# STATED GOAL 1
According to the SAM availability page text, what was the target site availability for September?
# STATED GOAL 2
Extend the SAM availability page text, picking up right after its final line.

SAM availability: July-September 2007

SAM Test Results - 3rd analysis to the end of September 2007

The plots below map the SAM availability results for each GridPP site vs the average across all the sites. The SAM summary data is available from: http://hepwww.ph.qmul.ac.uk/~lloyd/gridpp/sam.html. The figure for each day is based on the hourly tests that run that day from midnight to midnight.

The title of each graph has the following format: Site name (% site availability for last month: % average GridPP site availability for last month: amount site is above or below average) The title font colour depends on whether the site monthly average is above (green) or below (red) the target for July (85%). The target for September was 90%.

The number following the main title indicates the KSI2K hrs of CPU time recorded in APEL for the site in the period 1st September to 30th September. The number is in a red font if there appears to be a problem with the site APEL publishing during the period.

London Tier2

UKI-LT2-Brunel

Site has generally good availability apart from three major periods of down-time explained below and a period of unreliability 9-19th September:

July 17th to 19th -- DPM upgrade.

# INFORMATION SUPPLIED
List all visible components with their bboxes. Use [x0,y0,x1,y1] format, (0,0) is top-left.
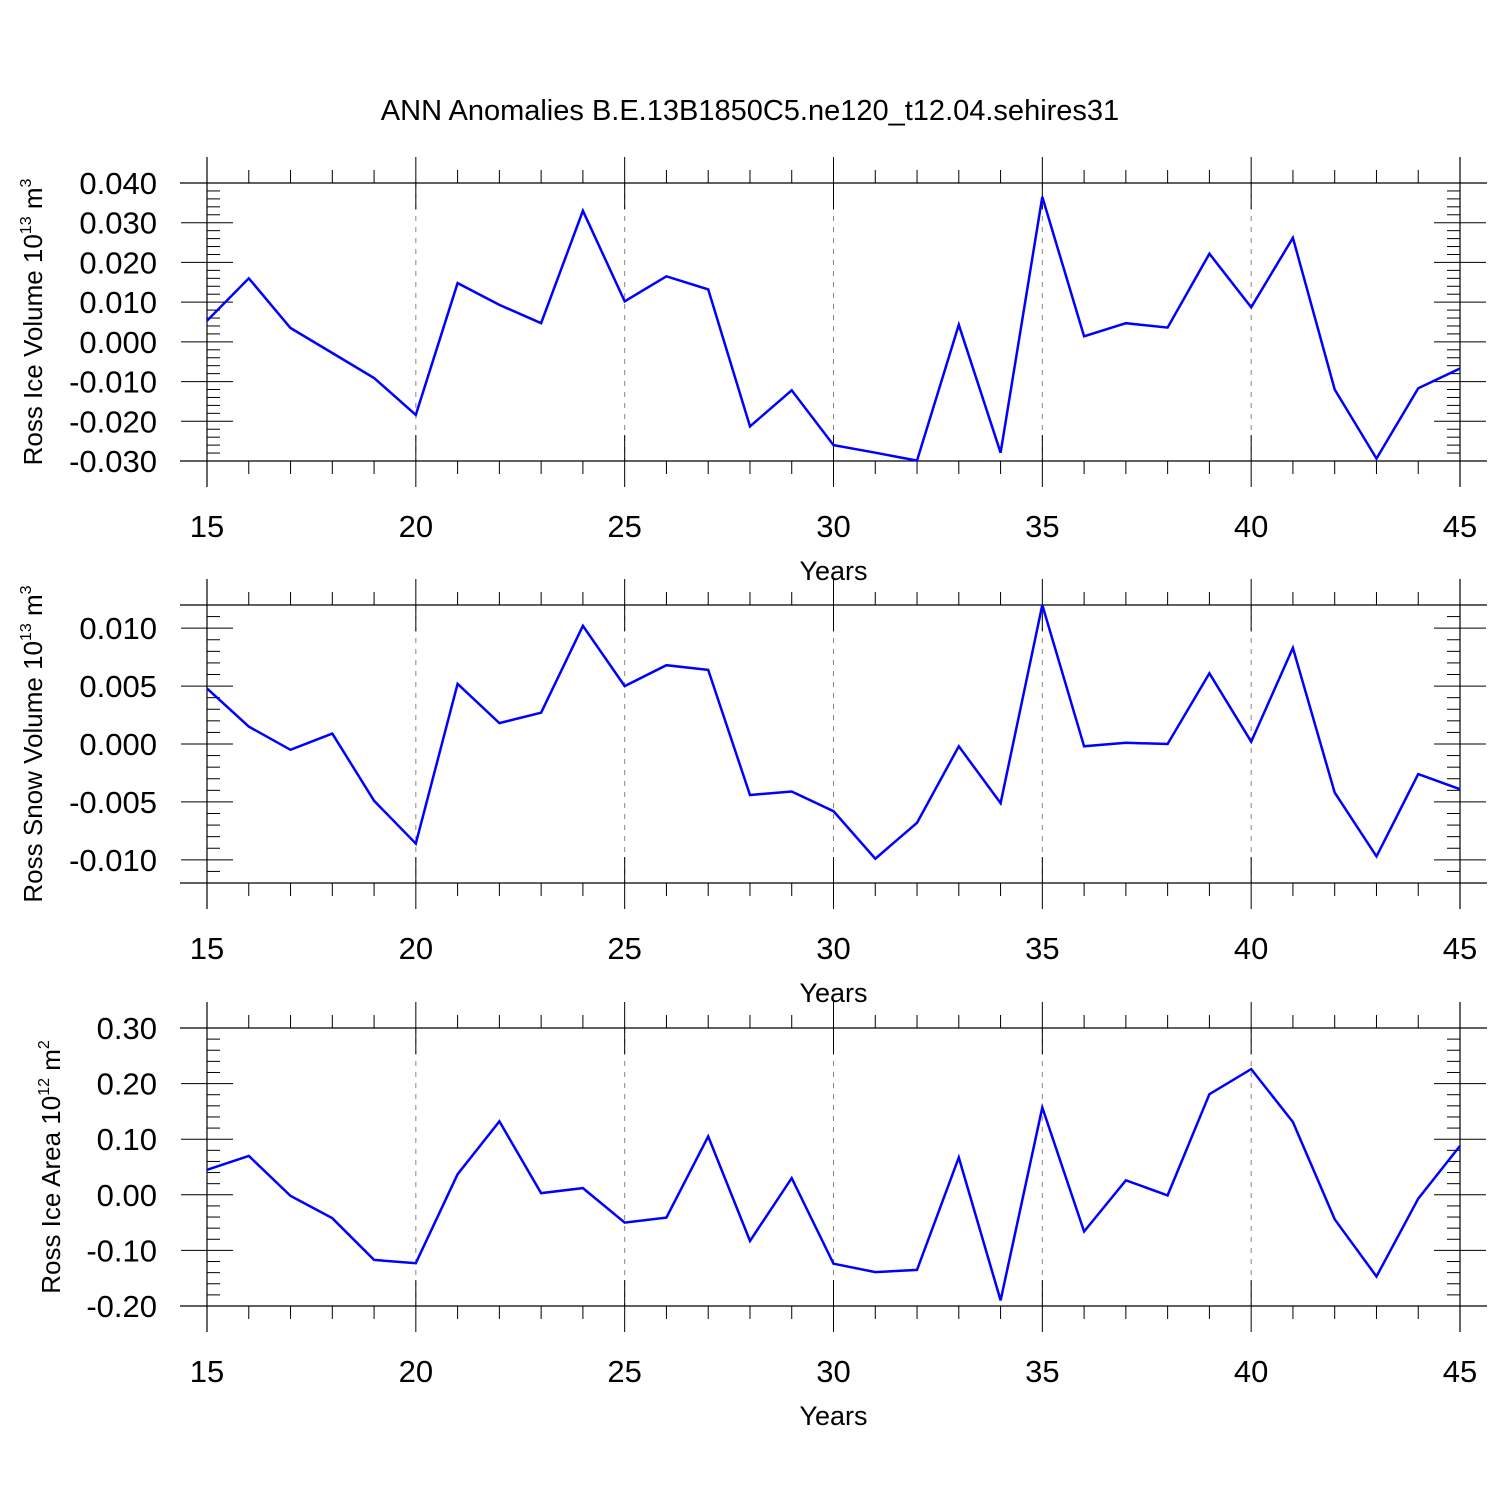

# RESPONSE 1
90%

# RESPONSE 2
Aug 12th -- dpm.ftpd out of memory error affected both our SE and the nfs software area exported from one of the disk pools
Sept 9th - dpm pool node hang
Sept 18th-19th - power cut and associated fall out
Sept 21th-24th - scheduled downtime for electrical maintenance
Oct 13-14 - DPM pool node hang

File:071012-1.JPG

UKI-LT2-IC-HEP

We had several downtimes in June due to SRM upgrade and ICT site problems.

June 11th to 12th -- SRM-dCache upgraded to solve ongoing CMS problem.
June 12th to 13th -- ICT site upgraded images on the cluster and were missing libraries. The site was failing SAM replica tests.
June 13th to 15th -- Problem with ICT site firewall.
June 18th -- Last dCache upgrade had memory issues therefore a new upgrade was scheduled.
Sept 1st-3rd -- Problem with dCache services.

File:071012-2.JPG

UKI-LT2-IC-LESC

The site default SE is same as IC-HEP.

June 11th to 12th -- Site SRM-dCache upgraded.
June 18th -- Last dCache upgrade had memory issues therefore a new upgrade was scheduled.
June 25th -- SFT tests failure due to job proxy expired.
July 3rd -- Brief disruption on the cluster (SGE) queuing system.
Sept 1st-3rd -- Problem with dCache services.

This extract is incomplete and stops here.